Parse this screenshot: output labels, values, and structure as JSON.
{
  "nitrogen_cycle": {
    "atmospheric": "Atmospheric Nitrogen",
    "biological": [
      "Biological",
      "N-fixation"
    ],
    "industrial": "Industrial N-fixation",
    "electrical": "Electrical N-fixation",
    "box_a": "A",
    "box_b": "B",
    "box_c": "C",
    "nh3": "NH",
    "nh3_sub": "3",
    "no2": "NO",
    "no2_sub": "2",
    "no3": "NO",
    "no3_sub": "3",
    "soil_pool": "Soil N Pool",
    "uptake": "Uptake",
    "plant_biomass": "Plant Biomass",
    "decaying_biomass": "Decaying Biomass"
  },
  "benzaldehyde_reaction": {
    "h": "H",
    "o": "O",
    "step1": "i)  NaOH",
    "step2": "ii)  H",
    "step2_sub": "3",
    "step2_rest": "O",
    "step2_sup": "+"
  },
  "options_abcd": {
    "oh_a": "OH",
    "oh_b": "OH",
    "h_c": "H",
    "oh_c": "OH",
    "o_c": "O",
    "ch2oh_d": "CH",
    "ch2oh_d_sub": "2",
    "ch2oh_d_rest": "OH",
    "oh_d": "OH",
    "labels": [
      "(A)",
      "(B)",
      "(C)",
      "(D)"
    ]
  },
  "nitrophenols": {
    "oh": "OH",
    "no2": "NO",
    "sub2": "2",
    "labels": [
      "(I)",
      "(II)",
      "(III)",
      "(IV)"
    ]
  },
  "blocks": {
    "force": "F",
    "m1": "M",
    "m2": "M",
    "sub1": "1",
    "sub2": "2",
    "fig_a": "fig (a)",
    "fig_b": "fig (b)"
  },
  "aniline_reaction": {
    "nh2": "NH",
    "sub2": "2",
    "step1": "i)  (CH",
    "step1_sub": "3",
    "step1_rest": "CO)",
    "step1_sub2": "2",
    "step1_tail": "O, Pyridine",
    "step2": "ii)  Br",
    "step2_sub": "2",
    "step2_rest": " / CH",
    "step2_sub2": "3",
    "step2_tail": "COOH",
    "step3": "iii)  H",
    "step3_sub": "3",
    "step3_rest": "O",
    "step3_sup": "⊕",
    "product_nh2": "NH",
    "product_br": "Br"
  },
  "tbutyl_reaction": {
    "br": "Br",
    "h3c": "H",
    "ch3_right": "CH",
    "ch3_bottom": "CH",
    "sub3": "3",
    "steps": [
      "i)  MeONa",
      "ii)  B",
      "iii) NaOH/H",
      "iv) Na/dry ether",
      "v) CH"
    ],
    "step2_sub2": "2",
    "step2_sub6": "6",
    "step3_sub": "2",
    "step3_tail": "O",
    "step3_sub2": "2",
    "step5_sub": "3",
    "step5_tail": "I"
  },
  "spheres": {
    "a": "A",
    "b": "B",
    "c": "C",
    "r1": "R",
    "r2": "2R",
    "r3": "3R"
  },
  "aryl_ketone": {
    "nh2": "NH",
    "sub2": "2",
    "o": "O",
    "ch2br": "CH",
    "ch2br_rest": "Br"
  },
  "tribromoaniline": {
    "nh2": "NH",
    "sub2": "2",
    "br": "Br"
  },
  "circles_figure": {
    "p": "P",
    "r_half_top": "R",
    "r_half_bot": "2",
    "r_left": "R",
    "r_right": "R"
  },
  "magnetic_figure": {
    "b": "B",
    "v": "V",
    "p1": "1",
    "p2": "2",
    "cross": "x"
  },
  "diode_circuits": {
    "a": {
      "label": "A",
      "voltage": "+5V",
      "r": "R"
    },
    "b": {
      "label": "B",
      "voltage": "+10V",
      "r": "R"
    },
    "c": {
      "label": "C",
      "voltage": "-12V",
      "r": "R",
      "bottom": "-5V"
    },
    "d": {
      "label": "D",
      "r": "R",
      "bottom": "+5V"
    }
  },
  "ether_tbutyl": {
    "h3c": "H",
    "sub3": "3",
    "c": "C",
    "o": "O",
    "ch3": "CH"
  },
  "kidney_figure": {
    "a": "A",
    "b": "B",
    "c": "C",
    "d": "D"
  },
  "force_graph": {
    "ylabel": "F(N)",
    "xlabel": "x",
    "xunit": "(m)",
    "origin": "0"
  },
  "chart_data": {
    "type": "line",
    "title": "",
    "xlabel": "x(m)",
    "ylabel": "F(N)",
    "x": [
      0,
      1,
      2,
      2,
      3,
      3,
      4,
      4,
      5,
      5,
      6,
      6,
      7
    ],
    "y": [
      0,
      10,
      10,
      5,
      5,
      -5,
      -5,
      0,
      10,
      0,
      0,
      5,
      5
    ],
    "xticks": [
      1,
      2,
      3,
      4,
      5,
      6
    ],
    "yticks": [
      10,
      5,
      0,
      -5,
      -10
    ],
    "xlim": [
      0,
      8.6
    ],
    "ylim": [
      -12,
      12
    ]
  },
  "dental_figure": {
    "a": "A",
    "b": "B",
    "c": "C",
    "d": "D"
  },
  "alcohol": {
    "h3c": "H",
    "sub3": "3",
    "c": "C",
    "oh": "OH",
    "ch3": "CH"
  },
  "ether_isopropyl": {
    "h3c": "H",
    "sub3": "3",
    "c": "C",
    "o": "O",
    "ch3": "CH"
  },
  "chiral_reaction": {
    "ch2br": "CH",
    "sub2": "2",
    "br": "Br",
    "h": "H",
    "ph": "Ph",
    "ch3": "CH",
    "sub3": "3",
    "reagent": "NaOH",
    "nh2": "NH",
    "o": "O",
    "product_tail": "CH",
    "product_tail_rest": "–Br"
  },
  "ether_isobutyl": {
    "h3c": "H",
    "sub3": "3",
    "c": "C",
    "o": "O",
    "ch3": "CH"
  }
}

---

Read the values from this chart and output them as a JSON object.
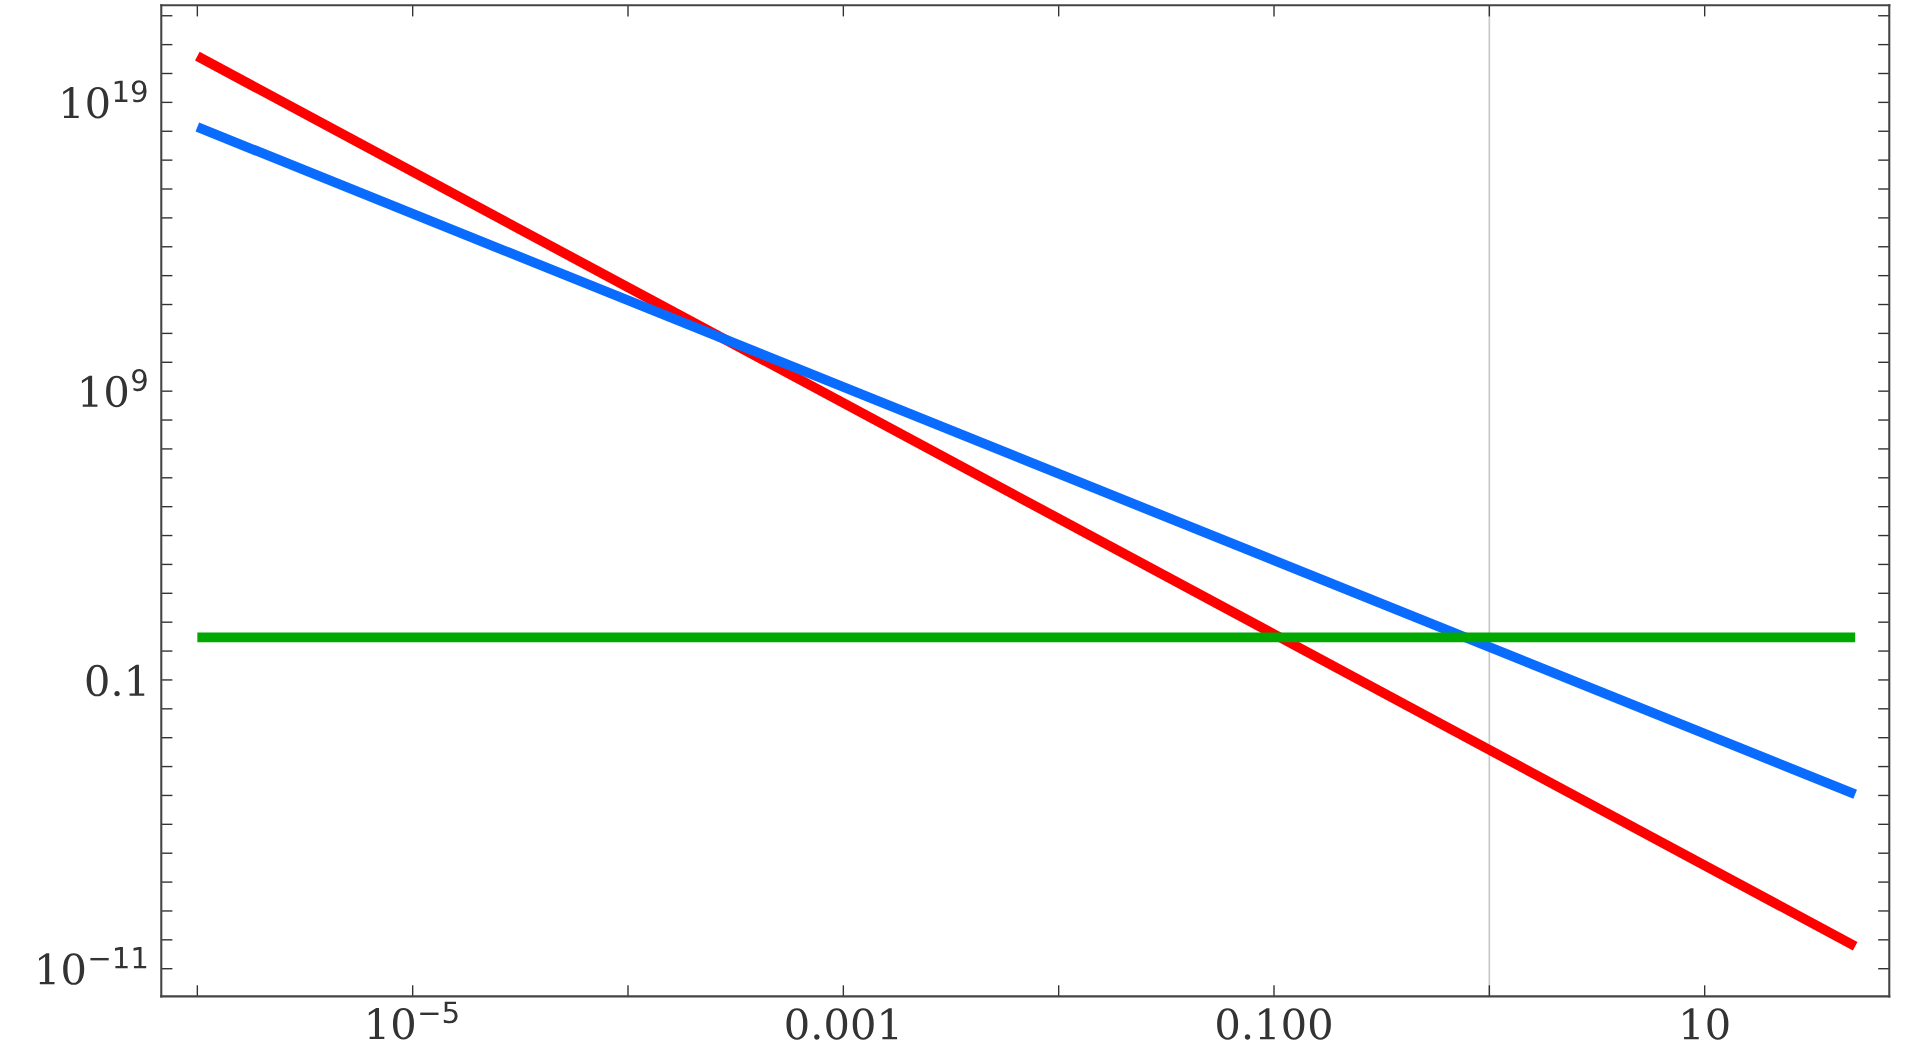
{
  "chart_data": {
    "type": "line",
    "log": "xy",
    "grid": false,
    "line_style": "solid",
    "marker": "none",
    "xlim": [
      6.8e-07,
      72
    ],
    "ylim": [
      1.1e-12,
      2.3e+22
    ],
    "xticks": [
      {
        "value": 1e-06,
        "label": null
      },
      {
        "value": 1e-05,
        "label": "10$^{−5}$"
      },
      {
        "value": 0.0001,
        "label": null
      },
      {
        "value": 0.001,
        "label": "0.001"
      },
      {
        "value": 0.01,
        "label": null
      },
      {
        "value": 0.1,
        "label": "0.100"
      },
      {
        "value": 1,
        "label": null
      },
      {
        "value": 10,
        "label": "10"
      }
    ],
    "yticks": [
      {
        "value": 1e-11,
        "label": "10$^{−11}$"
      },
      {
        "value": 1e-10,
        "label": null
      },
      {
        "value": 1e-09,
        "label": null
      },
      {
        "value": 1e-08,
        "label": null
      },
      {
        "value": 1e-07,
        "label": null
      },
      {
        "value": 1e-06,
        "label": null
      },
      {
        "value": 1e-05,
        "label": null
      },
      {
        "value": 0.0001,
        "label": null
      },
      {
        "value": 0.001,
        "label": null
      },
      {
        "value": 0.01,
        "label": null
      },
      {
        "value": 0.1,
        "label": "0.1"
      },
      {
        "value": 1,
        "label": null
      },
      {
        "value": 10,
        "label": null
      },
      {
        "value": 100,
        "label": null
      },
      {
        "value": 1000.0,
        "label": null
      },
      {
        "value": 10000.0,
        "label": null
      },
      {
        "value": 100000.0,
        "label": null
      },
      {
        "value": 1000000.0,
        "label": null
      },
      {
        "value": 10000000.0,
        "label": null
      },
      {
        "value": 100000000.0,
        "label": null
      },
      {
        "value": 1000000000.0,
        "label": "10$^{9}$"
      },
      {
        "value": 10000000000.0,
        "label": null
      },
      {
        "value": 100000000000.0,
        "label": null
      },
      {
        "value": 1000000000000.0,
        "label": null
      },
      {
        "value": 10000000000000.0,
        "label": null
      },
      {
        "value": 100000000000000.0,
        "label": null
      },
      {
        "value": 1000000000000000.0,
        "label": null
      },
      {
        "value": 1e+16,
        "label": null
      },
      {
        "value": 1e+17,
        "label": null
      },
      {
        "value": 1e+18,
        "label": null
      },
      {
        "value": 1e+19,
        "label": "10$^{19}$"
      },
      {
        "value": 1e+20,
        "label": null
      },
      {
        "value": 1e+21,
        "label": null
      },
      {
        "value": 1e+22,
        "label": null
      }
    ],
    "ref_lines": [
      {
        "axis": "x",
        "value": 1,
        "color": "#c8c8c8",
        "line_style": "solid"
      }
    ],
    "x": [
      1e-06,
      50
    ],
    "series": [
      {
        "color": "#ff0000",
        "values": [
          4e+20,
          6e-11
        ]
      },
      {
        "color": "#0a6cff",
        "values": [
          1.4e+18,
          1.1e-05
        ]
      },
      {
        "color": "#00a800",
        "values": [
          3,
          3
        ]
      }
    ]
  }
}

→ Task directions
Which lines contain "Biomass"? Copy each of them out.

→ Result of the exercise
    "plant_biomass": "Plant Biomass",
    "decaying_biomass": "Decaying Biomass"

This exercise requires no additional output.